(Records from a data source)
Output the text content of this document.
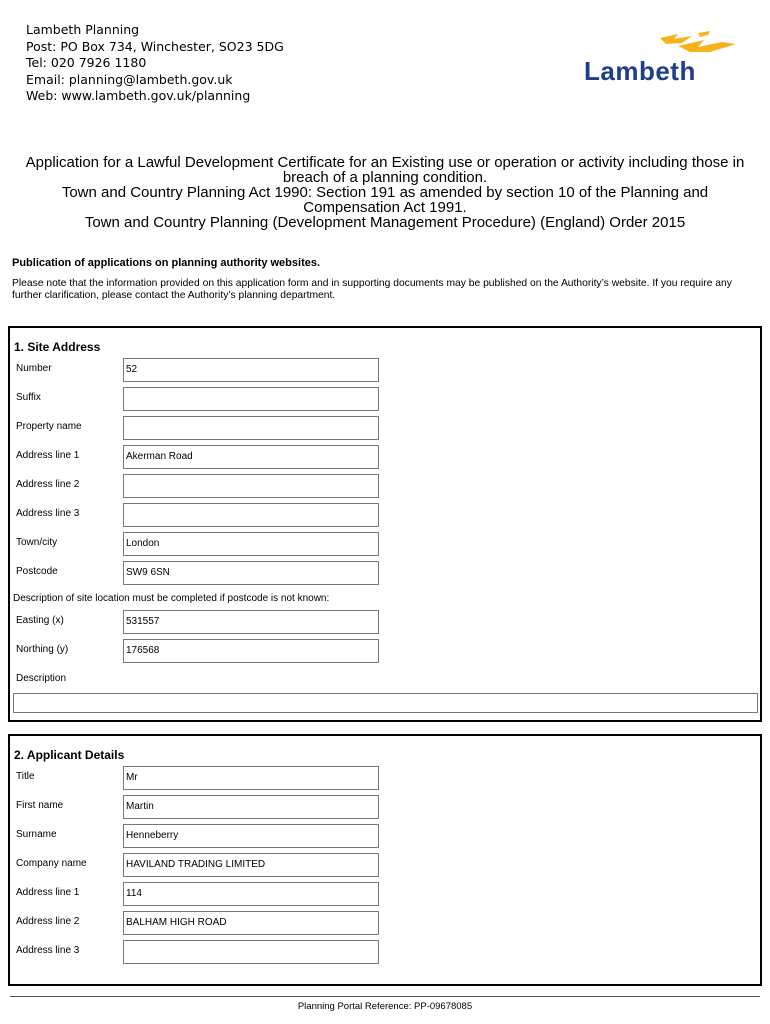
Lambeth Planning
Post: PO Box 734, Winchester, SO23 5DG
Tel: 020 7926 1180
Email: planning@lambeth.gov.uk
Web: www.lambeth.gov.uk/planning
Lambeth
Application for a Lawful Development Certificate for an Existing use or operation or activity including those in
breach of a planning condition.
Town and Country Planning Act 1990: Section 191 as amended by section 10 of the Planning and
Compensation Act 1991.
Town and Country Planning (Development Management Procedure) (England) Order 2015
Publication of applications on planning authority websites.
Please note that the information provided on this application form and in supporting documents may be published on the Authority’s website. If you require any further clarification, please contact the Authority’s planning department.
1. Site Address
Number	52
Suffix
Property name
Address line 1	Akerman Road
Address line 2
Address line 3
Town/city	London
Postcode	SW9 6SN
Description of site location must be completed if postcode is not known:
Easting (x)	531557
Northing (y)	176568
Description
2. Applicant Details
Title	Mr
First name	Martin
Surname	Henneberry
Company name	HAVILAND TRADING LIMITED
Address line 1	114
Address line 2	BALHAM HIGH ROAD
Address line 3
Planning Portal Reference: PP-09678085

_To be done_:
Gather all the lines that include the word "Address" and copy them out.

_The solution_:
1. Site Address
Address line 1	Akerman Road
Address line 2
Address line 3
Address line 1	114
Address line 2	BALHAM HIGH ROAD
Address line 3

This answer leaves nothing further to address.